WORK TO COMPLETE: Search the data for the word "xlabel". Reproduce every line where it is found.

::: RECORDS TO PROCESS

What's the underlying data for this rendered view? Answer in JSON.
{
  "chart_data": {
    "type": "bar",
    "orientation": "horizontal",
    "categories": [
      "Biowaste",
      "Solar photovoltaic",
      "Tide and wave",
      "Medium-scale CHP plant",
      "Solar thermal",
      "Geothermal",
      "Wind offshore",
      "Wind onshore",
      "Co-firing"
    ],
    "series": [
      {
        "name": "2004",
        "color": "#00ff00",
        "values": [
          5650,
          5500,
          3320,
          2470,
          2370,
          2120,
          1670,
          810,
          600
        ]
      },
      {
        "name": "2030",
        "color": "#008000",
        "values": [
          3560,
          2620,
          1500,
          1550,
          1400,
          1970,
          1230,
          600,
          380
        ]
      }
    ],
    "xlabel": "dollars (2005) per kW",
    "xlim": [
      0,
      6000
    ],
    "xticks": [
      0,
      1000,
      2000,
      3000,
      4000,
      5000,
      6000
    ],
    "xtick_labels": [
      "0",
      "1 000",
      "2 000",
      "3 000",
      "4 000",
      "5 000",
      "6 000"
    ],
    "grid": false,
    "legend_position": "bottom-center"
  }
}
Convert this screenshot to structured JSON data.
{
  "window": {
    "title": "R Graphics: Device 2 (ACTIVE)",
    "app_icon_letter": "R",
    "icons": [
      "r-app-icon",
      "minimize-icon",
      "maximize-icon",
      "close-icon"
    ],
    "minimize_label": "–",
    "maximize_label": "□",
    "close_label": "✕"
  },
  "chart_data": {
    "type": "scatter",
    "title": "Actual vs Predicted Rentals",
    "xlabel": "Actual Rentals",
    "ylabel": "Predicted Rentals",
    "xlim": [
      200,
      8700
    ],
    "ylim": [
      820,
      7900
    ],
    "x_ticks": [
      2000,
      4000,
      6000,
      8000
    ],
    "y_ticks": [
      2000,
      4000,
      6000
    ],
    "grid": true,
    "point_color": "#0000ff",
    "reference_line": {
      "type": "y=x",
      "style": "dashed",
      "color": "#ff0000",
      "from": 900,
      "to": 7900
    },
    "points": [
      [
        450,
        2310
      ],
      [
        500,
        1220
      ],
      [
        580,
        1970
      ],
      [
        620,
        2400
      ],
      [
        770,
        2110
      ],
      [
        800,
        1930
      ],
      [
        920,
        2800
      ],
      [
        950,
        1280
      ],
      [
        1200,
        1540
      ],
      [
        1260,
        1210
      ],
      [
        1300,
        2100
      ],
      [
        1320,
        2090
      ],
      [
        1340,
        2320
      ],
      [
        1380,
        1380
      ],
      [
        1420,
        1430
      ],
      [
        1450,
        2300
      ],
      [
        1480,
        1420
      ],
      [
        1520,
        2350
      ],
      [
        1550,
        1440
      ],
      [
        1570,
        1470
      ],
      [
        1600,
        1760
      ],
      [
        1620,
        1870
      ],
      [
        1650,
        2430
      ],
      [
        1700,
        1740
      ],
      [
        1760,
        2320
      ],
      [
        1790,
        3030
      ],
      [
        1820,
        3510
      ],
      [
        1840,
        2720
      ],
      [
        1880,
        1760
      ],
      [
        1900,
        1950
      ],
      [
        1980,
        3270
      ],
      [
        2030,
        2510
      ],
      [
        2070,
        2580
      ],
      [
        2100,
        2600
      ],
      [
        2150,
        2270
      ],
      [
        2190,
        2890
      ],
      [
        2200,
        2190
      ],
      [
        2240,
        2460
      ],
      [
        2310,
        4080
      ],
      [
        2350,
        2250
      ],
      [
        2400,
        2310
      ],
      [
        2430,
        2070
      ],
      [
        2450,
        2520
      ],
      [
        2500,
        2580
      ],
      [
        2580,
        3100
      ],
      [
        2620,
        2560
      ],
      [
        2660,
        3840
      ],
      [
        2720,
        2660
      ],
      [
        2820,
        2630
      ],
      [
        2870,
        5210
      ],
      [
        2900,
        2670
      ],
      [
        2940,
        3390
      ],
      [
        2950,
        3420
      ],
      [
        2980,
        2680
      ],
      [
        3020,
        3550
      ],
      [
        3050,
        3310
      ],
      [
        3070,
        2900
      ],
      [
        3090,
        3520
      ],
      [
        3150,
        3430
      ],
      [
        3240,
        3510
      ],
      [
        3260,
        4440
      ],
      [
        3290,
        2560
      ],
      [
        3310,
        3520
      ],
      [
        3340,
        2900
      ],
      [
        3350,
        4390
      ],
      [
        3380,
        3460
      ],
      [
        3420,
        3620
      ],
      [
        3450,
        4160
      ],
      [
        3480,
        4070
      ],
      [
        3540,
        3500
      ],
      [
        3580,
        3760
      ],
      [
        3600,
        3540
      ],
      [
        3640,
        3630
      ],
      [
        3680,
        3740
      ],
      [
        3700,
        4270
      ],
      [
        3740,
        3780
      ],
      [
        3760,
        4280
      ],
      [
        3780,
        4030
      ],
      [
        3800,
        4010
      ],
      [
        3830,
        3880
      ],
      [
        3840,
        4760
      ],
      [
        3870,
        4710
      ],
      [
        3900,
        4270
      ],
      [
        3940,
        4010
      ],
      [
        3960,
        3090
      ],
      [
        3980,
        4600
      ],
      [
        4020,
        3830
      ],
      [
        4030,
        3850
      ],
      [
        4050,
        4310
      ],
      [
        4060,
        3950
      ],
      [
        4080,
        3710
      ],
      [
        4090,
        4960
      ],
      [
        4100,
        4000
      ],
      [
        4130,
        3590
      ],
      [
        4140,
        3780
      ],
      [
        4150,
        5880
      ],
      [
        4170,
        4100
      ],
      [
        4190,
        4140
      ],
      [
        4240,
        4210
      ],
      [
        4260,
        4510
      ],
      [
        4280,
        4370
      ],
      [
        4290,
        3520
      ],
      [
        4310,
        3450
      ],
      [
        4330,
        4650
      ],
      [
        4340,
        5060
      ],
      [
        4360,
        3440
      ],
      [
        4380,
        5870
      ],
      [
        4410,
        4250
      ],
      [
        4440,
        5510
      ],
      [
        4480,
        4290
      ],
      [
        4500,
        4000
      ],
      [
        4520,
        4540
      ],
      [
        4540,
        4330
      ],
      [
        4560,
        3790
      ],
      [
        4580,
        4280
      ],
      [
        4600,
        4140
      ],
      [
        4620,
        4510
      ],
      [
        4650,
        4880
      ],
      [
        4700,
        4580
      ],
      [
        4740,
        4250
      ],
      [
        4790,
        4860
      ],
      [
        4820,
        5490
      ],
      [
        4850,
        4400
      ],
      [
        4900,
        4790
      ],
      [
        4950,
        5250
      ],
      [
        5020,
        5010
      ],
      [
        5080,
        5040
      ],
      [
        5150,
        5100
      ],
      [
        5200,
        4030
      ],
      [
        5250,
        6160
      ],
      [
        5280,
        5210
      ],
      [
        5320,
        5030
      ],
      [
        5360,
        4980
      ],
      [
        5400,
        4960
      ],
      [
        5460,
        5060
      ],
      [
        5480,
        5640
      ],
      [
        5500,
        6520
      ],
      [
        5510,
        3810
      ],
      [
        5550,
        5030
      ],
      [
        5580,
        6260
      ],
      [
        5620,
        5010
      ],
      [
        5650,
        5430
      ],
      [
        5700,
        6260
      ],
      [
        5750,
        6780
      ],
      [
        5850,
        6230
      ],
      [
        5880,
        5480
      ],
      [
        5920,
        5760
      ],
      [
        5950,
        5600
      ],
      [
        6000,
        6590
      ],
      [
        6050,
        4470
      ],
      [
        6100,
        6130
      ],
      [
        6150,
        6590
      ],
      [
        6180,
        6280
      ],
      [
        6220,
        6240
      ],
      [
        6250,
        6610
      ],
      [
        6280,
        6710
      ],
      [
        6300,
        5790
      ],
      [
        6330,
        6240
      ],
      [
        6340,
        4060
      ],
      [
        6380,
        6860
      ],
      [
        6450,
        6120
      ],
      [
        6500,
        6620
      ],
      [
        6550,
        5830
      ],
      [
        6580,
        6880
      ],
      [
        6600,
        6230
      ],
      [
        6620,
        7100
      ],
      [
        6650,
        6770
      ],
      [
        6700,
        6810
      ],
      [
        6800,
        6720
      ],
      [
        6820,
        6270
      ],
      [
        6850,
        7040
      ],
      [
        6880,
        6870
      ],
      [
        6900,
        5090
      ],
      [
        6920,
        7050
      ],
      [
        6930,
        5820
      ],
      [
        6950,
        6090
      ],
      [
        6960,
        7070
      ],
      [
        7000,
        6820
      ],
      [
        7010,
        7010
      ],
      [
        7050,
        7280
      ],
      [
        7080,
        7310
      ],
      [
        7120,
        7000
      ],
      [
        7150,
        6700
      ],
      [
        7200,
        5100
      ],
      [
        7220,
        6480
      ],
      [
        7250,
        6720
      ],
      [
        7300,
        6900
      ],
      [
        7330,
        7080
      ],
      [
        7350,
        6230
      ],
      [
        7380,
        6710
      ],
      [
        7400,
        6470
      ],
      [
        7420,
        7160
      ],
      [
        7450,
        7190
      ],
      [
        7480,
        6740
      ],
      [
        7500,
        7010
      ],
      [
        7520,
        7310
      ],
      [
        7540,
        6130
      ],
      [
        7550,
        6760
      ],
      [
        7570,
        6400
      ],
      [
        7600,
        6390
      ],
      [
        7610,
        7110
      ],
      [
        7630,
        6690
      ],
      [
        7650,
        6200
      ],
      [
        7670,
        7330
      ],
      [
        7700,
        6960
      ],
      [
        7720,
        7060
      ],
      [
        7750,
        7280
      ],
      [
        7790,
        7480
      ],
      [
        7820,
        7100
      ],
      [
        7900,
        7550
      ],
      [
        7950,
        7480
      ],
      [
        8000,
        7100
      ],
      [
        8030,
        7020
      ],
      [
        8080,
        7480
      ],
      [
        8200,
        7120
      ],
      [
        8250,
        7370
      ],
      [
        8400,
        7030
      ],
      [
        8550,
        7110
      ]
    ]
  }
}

::::::

WRITTEN ANSWER:
    "xlabel": "dollars (2005) per kW",
    "xlabel": "Actual Rentals",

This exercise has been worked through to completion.